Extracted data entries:
* Start *

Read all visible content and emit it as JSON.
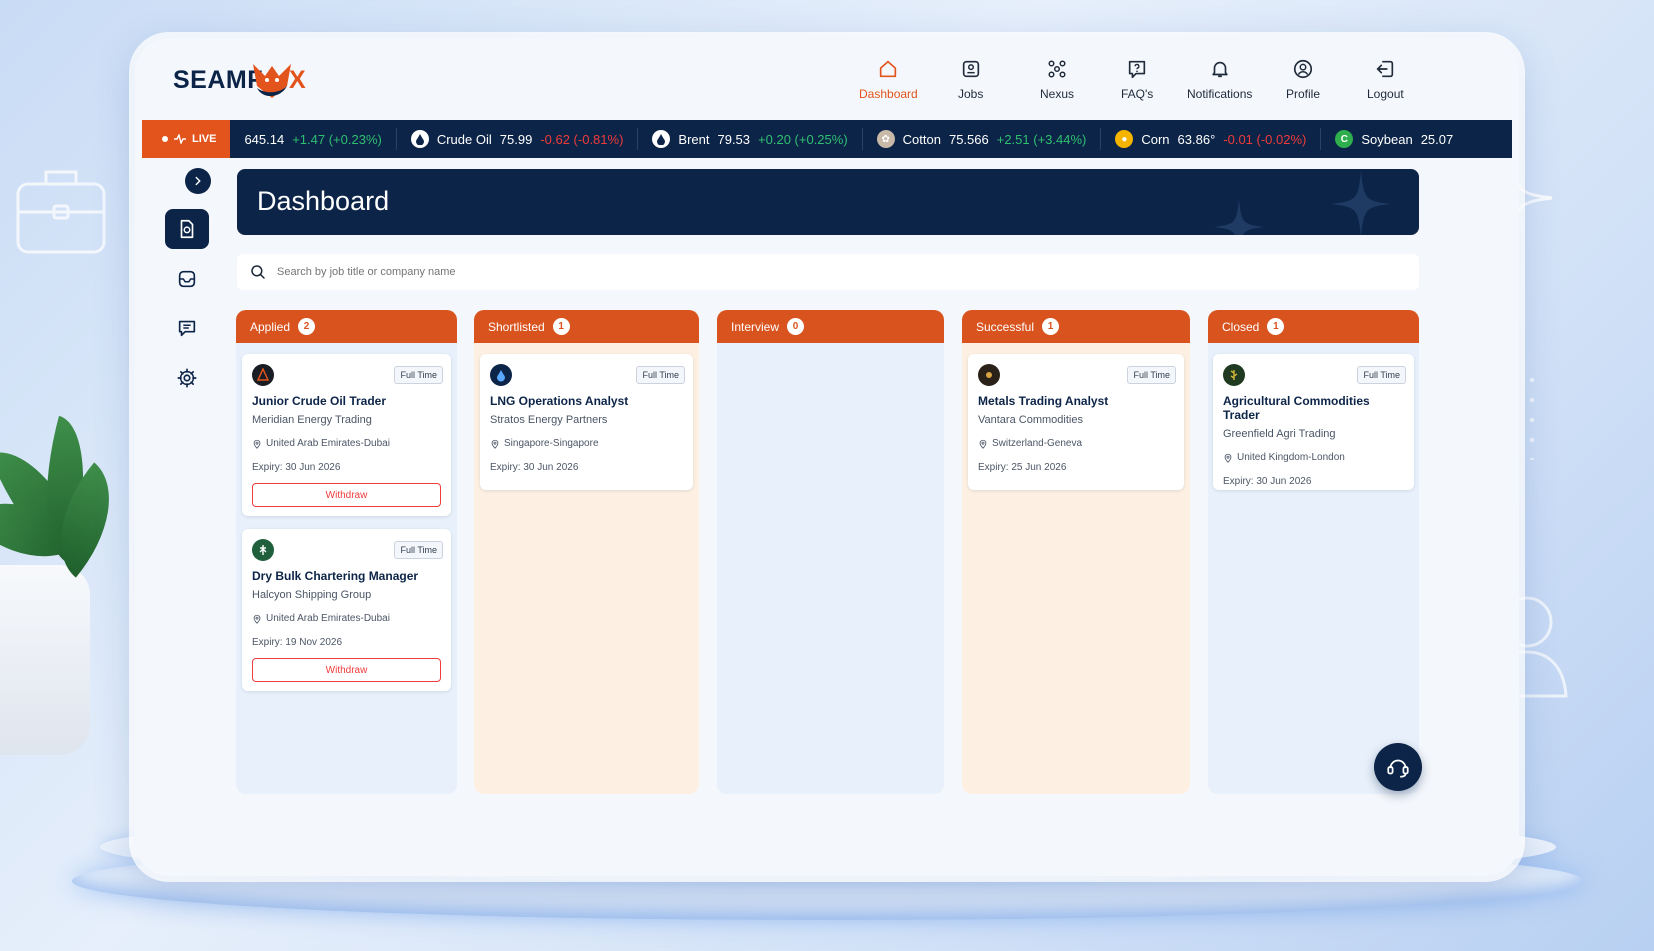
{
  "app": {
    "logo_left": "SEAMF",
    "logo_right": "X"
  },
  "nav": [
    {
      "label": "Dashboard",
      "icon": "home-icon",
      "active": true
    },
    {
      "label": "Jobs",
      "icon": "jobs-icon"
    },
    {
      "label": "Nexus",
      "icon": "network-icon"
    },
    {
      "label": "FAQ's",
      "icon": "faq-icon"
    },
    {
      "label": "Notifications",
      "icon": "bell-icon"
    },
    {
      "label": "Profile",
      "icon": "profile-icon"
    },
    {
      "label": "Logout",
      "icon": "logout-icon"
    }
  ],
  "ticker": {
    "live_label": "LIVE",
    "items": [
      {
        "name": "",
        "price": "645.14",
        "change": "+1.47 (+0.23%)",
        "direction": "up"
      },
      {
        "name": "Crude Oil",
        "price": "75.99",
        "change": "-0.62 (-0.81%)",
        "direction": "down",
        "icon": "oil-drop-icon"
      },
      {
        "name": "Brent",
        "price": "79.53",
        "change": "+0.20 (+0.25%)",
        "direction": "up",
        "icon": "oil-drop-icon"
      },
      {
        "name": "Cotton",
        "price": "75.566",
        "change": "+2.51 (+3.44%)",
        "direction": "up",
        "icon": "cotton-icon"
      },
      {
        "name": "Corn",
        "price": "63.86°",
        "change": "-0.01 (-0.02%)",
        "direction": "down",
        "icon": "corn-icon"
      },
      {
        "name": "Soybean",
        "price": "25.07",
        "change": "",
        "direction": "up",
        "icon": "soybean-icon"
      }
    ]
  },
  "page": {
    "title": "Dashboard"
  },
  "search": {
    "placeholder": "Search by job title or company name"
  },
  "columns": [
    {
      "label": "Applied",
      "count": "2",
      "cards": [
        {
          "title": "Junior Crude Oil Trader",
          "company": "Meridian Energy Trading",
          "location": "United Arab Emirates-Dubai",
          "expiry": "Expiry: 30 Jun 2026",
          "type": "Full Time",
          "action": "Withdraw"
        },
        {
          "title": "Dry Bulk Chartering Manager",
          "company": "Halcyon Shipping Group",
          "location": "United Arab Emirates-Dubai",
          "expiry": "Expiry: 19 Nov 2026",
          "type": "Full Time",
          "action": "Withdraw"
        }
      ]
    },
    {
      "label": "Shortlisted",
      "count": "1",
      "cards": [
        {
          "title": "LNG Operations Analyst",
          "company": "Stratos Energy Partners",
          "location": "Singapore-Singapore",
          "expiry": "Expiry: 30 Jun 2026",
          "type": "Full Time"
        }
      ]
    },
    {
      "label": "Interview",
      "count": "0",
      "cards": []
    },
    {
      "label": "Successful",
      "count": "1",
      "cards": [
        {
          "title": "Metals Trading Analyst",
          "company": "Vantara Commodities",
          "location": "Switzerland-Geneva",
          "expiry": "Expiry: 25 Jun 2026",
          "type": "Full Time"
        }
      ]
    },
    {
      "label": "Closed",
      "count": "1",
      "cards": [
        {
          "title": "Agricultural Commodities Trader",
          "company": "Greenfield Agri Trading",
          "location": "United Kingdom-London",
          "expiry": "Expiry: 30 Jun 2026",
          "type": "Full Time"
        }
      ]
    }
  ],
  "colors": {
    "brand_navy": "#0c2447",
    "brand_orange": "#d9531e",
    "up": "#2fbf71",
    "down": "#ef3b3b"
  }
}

* End *

GOAL:
Quote every line of the records above exactly; no picture is to be copied.

RESULT FOR THIS EXERCISE:
Read all visible content and emit it as JSON.
{
  "app": {
    "logo_left": "SEAMF",
    "logo_right": "X"
  },
  "nav": [
    {
      "label": "Dashboard",
      "icon": "home-icon",
      "active": true
    },
    {
      "label": "Jobs",
      "icon": "jobs-icon"
    },
    {
      "label": "Nexus",
      "icon": "network-icon"
    },
    {
      "label": "FAQ's",
      "icon": "faq-icon"
    },
    {
      "label": "Notifications",
      "icon": "bell-icon"
    },
    {
      "label": "Profile",
      "icon": "profile-icon"
    },
    {
      "label": "Logout",
      "icon": "logout-icon"
    }
  ],
  "ticker": {
    "live_label": "LIVE",
    "items": [
      {
        "name": "",
        "price": "645.14",
        "change": "+1.47 (+0.23%)",
        "direction": "up"
      },
      {
        "name": "Crude Oil",
        "price": "75.99",
        "change": "-0.62 (-0.81%)",
        "direction": "down",
        "icon": "oil-drop-icon"
      },
      {
        "name": "Brent",
        "price": "79.53",
        "change": "+0.20 (+0.25%)",
        "direction": "up",
        "icon": "oil-drop-icon"
      },
      {
        "name": "Cotton",
        "price": "75.566",
        "change": "+2.51 (+3.44%)",
        "direction": "up",
        "icon": "cotton-icon"
      },
      {
        "name": "Corn",
        "price": "63.86°",
        "change": "-0.01 (-0.02%)",
        "direction": "down",
        "icon": "corn-icon"
      },
      {
        "name": "Soybean",
        "price": "25.07",
        "change": "",
        "direction": "up",
        "icon": "soybean-icon"
      }
    ]
  },
  "page": {
    "title": "Dashboard"
  },
  "search": {
    "placeholder": "Search by job title or company name"
  },
  "columns": [
    {
      "label": "Applied",
      "count": "2",
      "cards": [
        {
          "title": "Junior Crude Oil Trader",
          "company": "Meridian Energy Trading",
          "location": "United Arab Emirates-Dubai",
          "expiry": "Expiry: 30 Jun 2026",
          "type": "Full Time",
          "action": "Withdraw"
        },
        {
          "title": "Dry Bulk Chartering Manager",
          "company": "Halcyon Shipping Group",
          "location": "United Arab Emirates-Dubai",
          "expiry": "Expiry: 19 Nov 2026",
          "type": "Full Time",
          "action": "Withdraw"
        }
      ]
    },
    {
      "label": "Shortlisted",
      "count": "1",
      "cards": [
        {
          "title": "LNG Operations Analyst",
          "company": "Stratos Energy Partners",
          "location": "Singapore-Singapore",
          "expiry": "Expiry: 30 Jun 2026",
          "type": "Full Time"
        }
      ]
    },
    {
      "label": "Interview",
      "count": "0",
      "cards": []
    },
    {
      "label": "Successful",
      "count": "1",
      "cards": [
        {
          "title": "Metals Trading Analyst",
          "company": "Vantara Commodities",
          "location": "Switzerland-Geneva",
          "expiry": "Expiry: 25 Jun 2026",
          "type": "Full Time"
        }
      ]
    },
    {
      "label": "Closed",
      "count": "1",
      "cards": [
        {
          "title": "Agricultural Commodities Trader",
          "company": "Greenfield Agri Trading",
          "location": "United Kingdom-London",
          "expiry": "Expiry: 30 Jun 2026",
          "type": "Full Time"
        }
      ]
    }
  ],
  "colors": {
    "brand_navy": "#0c2447",
    "brand_orange": "#d9531e",
    "up": "#2fbf71",
    "down": "#ef3b3b"
  }
}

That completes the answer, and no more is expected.